## What is asked
Below is a listing; write it out exactly and drop any images from it.

## Material for this exercise
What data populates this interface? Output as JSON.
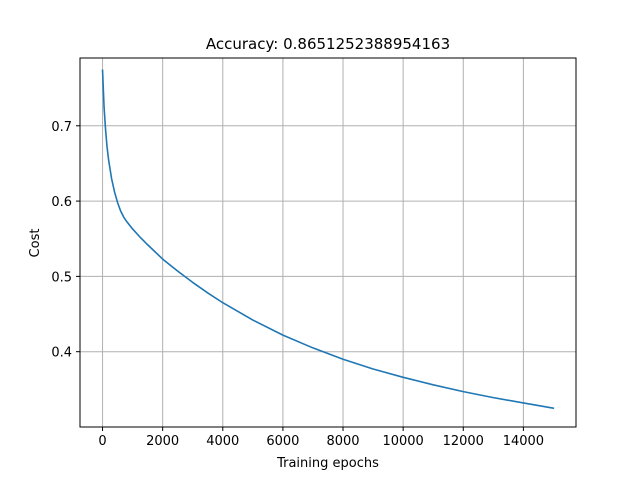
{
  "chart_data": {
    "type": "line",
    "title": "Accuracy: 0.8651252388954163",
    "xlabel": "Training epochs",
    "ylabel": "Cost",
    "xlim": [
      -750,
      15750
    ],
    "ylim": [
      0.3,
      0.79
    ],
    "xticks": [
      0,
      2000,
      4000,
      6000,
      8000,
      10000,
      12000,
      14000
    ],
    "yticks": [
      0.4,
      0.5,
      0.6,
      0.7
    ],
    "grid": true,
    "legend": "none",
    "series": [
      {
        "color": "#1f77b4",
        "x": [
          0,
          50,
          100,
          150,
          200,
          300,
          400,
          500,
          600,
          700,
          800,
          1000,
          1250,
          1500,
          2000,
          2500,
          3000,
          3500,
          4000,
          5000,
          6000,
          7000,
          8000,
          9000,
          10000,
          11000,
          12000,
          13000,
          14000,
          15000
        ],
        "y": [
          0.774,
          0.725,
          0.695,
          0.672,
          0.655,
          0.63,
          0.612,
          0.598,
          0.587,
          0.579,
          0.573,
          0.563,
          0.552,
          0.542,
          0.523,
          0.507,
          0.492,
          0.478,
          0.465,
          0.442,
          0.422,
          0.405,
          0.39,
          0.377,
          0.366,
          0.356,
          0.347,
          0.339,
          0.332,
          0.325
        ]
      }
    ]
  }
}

## Solution to this exercise
What data populates this interface? Output as JSON.
{
  "chart_data": {
    "type": "line",
    "title": "Accuracy: 0.8651252388954163",
    "xlabel": "Training epochs",
    "ylabel": "Cost",
    "xlim": [
      -750,
      15750
    ],
    "ylim": [
      0.3,
      0.79
    ],
    "xticks": [
      0,
      2000,
      4000,
      6000,
      8000,
      10000,
      12000,
      14000
    ],
    "yticks": [
      0.4,
      0.5,
      0.6,
      0.7
    ],
    "grid": true,
    "legend": "none",
    "series": [
      {
        "color": "#1f77b4",
        "x": [
          0,
          50,
          100,
          150,
          200,
          300,
          400,
          500,
          600,
          700,
          800,
          1000,
          1250,
          1500,
          2000,
          2500,
          3000,
          3500,
          4000,
          5000,
          6000,
          7000,
          8000,
          9000,
          10000,
          11000,
          12000,
          13000,
          14000,
          15000
        ],
        "y": [
          0.774,
          0.725,
          0.695,
          0.672,
          0.655,
          0.63,
          0.612,
          0.598,
          0.587,
          0.579,
          0.573,
          0.563,
          0.552,
          0.542,
          0.523,
          0.507,
          0.492,
          0.478,
          0.465,
          0.442,
          0.422,
          0.405,
          0.39,
          0.377,
          0.366,
          0.356,
          0.347,
          0.339,
          0.332,
          0.325
        ]
      }
    ]
  }
}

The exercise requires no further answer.